▶ [Exercise directions]: Determine the number of lines in these entries that hold the word "excepcional". Give the number and nothing more.

▶ [Entries provided]:
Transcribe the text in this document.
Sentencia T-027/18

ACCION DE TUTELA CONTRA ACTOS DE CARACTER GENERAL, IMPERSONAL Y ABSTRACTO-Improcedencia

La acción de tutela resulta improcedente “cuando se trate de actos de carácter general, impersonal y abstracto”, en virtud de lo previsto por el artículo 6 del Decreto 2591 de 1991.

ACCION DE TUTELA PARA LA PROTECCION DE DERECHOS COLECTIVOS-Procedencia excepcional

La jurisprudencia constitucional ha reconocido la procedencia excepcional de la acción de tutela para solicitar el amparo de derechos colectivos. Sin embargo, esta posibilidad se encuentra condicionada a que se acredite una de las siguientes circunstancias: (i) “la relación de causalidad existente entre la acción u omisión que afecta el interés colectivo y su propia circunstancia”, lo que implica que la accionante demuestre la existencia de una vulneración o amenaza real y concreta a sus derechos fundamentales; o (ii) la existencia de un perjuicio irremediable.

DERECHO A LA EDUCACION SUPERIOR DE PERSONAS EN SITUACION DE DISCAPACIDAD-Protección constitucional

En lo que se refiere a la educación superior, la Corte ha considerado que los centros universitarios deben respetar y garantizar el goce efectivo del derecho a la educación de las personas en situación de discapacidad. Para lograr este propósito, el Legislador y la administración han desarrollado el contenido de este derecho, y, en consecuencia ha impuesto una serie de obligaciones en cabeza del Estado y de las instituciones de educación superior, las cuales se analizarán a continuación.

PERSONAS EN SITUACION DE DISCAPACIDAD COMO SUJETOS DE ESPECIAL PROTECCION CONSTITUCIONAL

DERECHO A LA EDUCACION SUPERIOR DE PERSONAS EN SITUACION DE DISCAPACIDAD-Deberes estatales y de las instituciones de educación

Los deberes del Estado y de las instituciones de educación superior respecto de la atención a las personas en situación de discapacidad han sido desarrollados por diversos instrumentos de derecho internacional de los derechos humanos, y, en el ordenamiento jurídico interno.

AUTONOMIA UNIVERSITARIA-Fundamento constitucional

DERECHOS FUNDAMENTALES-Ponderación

▶ [Solution to this exercise]: 2